▸ Goal
Return the records word for word. Any pictures in them are not part of the copy.

--- Material provided ---

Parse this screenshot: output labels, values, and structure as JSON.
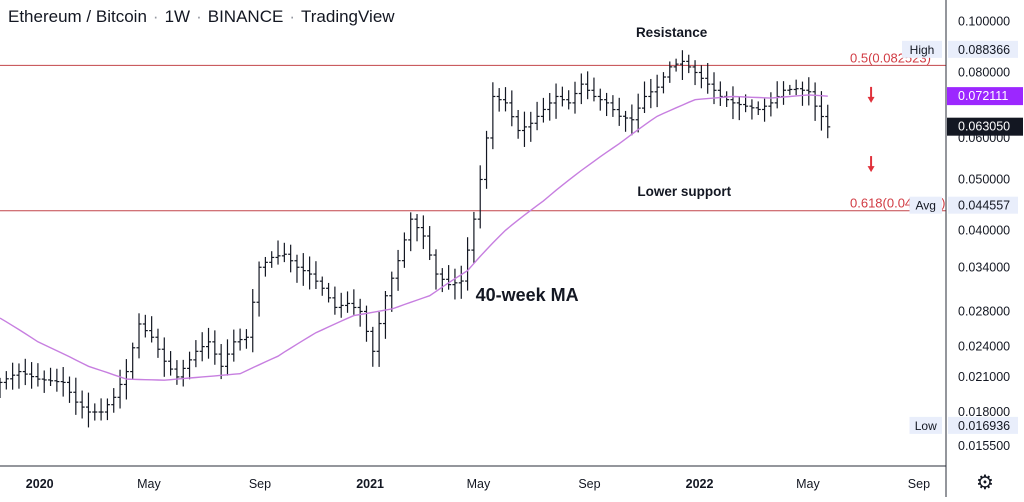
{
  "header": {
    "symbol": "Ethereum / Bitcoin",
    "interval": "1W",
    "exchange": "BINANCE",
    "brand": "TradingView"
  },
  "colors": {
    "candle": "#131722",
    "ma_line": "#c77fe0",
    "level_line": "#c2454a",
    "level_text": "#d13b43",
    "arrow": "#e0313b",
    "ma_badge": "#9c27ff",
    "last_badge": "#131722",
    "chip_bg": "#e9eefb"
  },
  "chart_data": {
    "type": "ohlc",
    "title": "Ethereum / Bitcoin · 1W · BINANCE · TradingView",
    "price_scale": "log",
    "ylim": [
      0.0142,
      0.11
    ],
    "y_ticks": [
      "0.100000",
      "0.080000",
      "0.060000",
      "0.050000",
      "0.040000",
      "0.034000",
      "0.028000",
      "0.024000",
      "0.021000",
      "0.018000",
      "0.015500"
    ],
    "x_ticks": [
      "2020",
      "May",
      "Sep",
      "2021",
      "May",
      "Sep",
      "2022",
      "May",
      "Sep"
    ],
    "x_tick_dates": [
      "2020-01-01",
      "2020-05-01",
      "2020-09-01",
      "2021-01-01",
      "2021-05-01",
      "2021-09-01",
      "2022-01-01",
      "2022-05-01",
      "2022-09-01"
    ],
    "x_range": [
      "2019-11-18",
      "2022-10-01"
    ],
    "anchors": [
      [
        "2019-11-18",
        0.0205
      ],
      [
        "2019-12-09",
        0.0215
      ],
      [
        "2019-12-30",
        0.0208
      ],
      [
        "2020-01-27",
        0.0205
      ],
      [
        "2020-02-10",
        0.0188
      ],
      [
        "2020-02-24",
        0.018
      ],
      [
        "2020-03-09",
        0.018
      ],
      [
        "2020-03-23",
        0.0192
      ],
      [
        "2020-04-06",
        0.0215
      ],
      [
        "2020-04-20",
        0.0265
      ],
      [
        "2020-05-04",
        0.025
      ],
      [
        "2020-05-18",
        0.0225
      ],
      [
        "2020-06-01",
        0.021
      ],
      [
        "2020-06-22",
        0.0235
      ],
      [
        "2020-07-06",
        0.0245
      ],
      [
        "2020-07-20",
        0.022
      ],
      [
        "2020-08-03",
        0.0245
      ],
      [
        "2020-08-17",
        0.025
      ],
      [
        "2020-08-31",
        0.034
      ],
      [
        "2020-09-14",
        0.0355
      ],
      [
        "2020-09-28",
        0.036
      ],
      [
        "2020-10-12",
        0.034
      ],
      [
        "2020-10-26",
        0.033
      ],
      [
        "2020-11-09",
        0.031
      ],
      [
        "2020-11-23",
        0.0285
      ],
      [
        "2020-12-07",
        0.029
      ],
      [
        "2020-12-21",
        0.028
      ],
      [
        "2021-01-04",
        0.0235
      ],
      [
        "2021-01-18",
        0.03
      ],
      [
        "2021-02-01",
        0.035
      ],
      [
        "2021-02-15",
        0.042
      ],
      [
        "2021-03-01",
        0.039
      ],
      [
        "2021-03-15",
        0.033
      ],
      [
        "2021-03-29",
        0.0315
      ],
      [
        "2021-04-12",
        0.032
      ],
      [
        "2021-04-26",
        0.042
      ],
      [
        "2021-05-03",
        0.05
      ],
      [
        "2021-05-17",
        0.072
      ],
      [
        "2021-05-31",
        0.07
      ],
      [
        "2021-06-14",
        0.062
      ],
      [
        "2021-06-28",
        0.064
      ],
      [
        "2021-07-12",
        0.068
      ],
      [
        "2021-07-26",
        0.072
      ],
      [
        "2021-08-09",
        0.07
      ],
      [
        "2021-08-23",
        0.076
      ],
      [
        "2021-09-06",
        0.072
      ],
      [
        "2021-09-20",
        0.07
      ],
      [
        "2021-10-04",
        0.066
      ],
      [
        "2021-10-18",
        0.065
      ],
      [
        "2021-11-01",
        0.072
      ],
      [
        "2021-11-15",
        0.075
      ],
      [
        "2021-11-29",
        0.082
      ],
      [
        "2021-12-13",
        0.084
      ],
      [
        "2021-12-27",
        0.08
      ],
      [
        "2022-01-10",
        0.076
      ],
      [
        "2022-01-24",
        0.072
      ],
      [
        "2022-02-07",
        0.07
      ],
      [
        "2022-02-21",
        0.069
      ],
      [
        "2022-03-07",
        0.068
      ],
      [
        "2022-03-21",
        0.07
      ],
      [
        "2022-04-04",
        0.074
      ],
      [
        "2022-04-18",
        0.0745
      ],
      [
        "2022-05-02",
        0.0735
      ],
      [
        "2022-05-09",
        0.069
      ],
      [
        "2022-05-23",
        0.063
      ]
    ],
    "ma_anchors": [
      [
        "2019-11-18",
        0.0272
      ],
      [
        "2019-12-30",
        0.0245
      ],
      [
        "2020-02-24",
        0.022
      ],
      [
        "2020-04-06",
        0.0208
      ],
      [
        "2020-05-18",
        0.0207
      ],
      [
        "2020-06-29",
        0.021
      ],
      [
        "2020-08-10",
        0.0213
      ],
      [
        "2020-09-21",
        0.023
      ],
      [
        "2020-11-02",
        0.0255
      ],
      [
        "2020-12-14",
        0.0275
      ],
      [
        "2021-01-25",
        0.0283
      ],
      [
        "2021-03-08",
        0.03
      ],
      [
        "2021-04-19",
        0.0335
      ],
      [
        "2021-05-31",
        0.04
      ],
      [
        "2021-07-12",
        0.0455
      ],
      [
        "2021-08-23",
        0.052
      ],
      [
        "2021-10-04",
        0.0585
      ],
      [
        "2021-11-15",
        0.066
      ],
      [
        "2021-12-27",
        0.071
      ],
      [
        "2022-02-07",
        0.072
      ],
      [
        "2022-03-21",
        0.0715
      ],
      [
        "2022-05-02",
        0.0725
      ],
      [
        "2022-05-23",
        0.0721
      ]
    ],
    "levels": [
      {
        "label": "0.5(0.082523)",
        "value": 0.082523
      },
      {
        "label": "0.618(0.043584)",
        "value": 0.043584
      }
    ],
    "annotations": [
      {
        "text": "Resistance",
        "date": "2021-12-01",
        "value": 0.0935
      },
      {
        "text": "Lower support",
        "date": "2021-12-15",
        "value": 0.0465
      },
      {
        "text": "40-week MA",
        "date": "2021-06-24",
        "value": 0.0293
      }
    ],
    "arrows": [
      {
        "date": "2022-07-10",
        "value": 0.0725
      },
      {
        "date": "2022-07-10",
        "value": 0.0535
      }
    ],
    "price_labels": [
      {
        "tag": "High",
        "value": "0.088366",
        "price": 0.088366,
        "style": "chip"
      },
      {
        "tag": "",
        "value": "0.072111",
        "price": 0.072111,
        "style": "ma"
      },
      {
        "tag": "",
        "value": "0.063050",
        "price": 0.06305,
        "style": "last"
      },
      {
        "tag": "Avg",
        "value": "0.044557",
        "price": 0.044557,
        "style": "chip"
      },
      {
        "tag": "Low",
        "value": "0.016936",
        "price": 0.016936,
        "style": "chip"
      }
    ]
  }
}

---

▸ Answer to this exercise
Parse this screenshot: output labels, values, and structure as JSON.
{
  "header": {
    "symbol": "Ethereum / Bitcoin",
    "interval": "1W",
    "exchange": "BINANCE",
    "brand": "TradingView"
  },
  "colors": {
    "candle": "#131722",
    "ma_line": "#c77fe0",
    "level_line": "#c2454a",
    "level_text": "#d13b43",
    "arrow": "#e0313b",
    "ma_badge": "#9c27ff",
    "last_badge": "#131722",
    "chip_bg": "#e9eefb"
  },
  "chart_data": {
    "type": "ohlc",
    "title": "Ethereum / Bitcoin · 1W · BINANCE · TradingView",
    "price_scale": "log",
    "ylim": [
      0.0142,
      0.11
    ],
    "y_ticks": [
      "0.100000",
      "0.080000",
      "0.060000",
      "0.050000",
      "0.040000",
      "0.034000",
      "0.028000",
      "0.024000",
      "0.021000",
      "0.018000",
      "0.015500"
    ],
    "x_ticks": [
      "2020",
      "May",
      "Sep",
      "2021",
      "May",
      "Sep",
      "2022",
      "May",
      "Sep"
    ],
    "x_tick_dates": [
      "2020-01-01",
      "2020-05-01",
      "2020-09-01",
      "2021-01-01",
      "2021-05-01",
      "2021-09-01",
      "2022-01-01",
      "2022-05-01",
      "2022-09-01"
    ],
    "x_range": [
      "2019-11-18",
      "2022-10-01"
    ],
    "anchors": [
      [
        "2019-11-18",
        0.0205
      ],
      [
        "2019-12-09",
        0.0215
      ],
      [
        "2019-12-30",
        0.0208
      ],
      [
        "2020-01-27",
        0.0205
      ],
      [
        "2020-02-10",
        0.0188
      ],
      [
        "2020-02-24",
        0.018
      ],
      [
        "2020-03-09",
        0.018
      ],
      [
        "2020-03-23",
        0.0192
      ],
      [
        "2020-04-06",
        0.0215
      ],
      [
        "2020-04-20",
        0.0265
      ],
      [
        "2020-05-04",
        0.025
      ],
      [
        "2020-05-18",
        0.0225
      ],
      [
        "2020-06-01",
        0.021
      ],
      [
        "2020-06-22",
        0.0235
      ],
      [
        "2020-07-06",
        0.0245
      ],
      [
        "2020-07-20",
        0.022
      ],
      [
        "2020-08-03",
        0.0245
      ],
      [
        "2020-08-17",
        0.025
      ],
      [
        "2020-08-31",
        0.034
      ],
      [
        "2020-09-14",
        0.0355
      ],
      [
        "2020-09-28",
        0.036
      ],
      [
        "2020-10-12",
        0.034
      ],
      [
        "2020-10-26",
        0.033
      ],
      [
        "2020-11-09",
        0.031
      ],
      [
        "2020-11-23",
        0.0285
      ],
      [
        "2020-12-07",
        0.029
      ],
      [
        "2020-12-21",
        0.028
      ],
      [
        "2021-01-04",
        0.0235
      ],
      [
        "2021-01-18",
        0.03
      ],
      [
        "2021-02-01",
        0.035
      ],
      [
        "2021-02-15",
        0.042
      ],
      [
        "2021-03-01",
        0.039
      ],
      [
        "2021-03-15",
        0.033
      ],
      [
        "2021-03-29",
        0.0315
      ],
      [
        "2021-04-12",
        0.032
      ],
      [
        "2021-04-26",
        0.042
      ],
      [
        "2021-05-03",
        0.05
      ],
      [
        "2021-05-17",
        0.072
      ],
      [
        "2021-05-31",
        0.07
      ],
      [
        "2021-06-14",
        0.062
      ],
      [
        "2021-06-28",
        0.064
      ],
      [
        "2021-07-12",
        0.068
      ],
      [
        "2021-07-26",
        0.072
      ],
      [
        "2021-08-09",
        0.07
      ],
      [
        "2021-08-23",
        0.076
      ],
      [
        "2021-09-06",
        0.072
      ],
      [
        "2021-09-20",
        0.07
      ],
      [
        "2021-10-04",
        0.066
      ],
      [
        "2021-10-18",
        0.065
      ],
      [
        "2021-11-01",
        0.072
      ],
      [
        "2021-11-15",
        0.075
      ],
      [
        "2021-11-29",
        0.082
      ],
      [
        "2021-12-13",
        0.084
      ],
      [
        "2021-12-27",
        0.08
      ],
      [
        "2022-01-10",
        0.076
      ],
      [
        "2022-01-24",
        0.072
      ],
      [
        "2022-02-07",
        0.07
      ],
      [
        "2022-02-21",
        0.069
      ],
      [
        "2022-03-07",
        0.068
      ],
      [
        "2022-03-21",
        0.07
      ],
      [
        "2022-04-04",
        0.074
      ],
      [
        "2022-04-18",
        0.0745
      ],
      [
        "2022-05-02",
        0.0735
      ],
      [
        "2022-05-09",
        0.069
      ],
      [
        "2022-05-23",
        0.063
      ]
    ],
    "ma_anchors": [
      [
        "2019-11-18",
        0.0272
      ],
      [
        "2019-12-30",
        0.0245
      ],
      [
        "2020-02-24",
        0.022
      ],
      [
        "2020-04-06",
        0.0208
      ],
      [
        "2020-05-18",
        0.0207
      ],
      [
        "2020-06-29",
        0.021
      ],
      [
        "2020-08-10",
        0.0213
      ],
      [
        "2020-09-21",
        0.023
      ],
      [
        "2020-11-02",
        0.0255
      ],
      [
        "2020-12-14",
        0.0275
      ],
      [
        "2021-01-25",
        0.0283
      ],
      [
        "2021-03-08",
        0.03
      ],
      [
        "2021-04-19",
        0.0335
      ],
      [
        "2021-05-31",
        0.04
      ],
      [
        "2021-07-12",
        0.0455
      ],
      [
        "2021-08-23",
        0.052
      ],
      [
        "2021-10-04",
        0.0585
      ],
      [
        "2021-11-15",
        0.066
      ],
      [
        "2021-12-27",
        0.071
      ],
      [
        "2022-02-07",
        0.072
      ],
      [
        "2022-03-21",
        0.0715
      ],
      [
        "2022-05-02",
        0.0725
      ],
      [
        "2022-05-23",
        0.0721
      ]
    ],
    "levels": [
      {
        "label": "0.5(0.082523)",
        "value": 0.082523
      },
      {
        "label": "0.618(0.043584)",
        "value": 0.043584
      }
    ],
    "annotations": [
      {
        "text": "Resistance",
        "date": "2021-12-01",
        "value": 0.0935
      },
      {
        "text": "Lower support",
        "date": "2021-12-15",
        "value": 0.0465
      },
      {
        "text": "40-week MA",
        "date": "2021-06-24",
        "value": 0.0293
      }
    ],
    "arrows": [
      {
        "date": "2022-07-10",
        "value": 0.0725
      },
      {
        "date": "2022-07-10",
        "value": 0.0535
      }
    ],
    "price_labels": [
      {
        "tag": "High",
        "value": "0.088366",
        "price": 0.088366,
        "style": "chip"
      },
      {
        "tag": "",
        "value": "0.072111",
        "price": 0.072111,
        "style": "ma"
      },
      {
        "tag": "",
        "value": "0.063050",
        "price": 0.06305,
        "style": "last"
      },
      {
        "tag": "Avg",
        "value": "0.044557",
        "price": 0.044557,
        "style": "chip"
      },
      {
        "tag": "Low",
        "value": "0.016936",
        "price": 0.016936,
        "style": "chip"
      }
    ]
  }
}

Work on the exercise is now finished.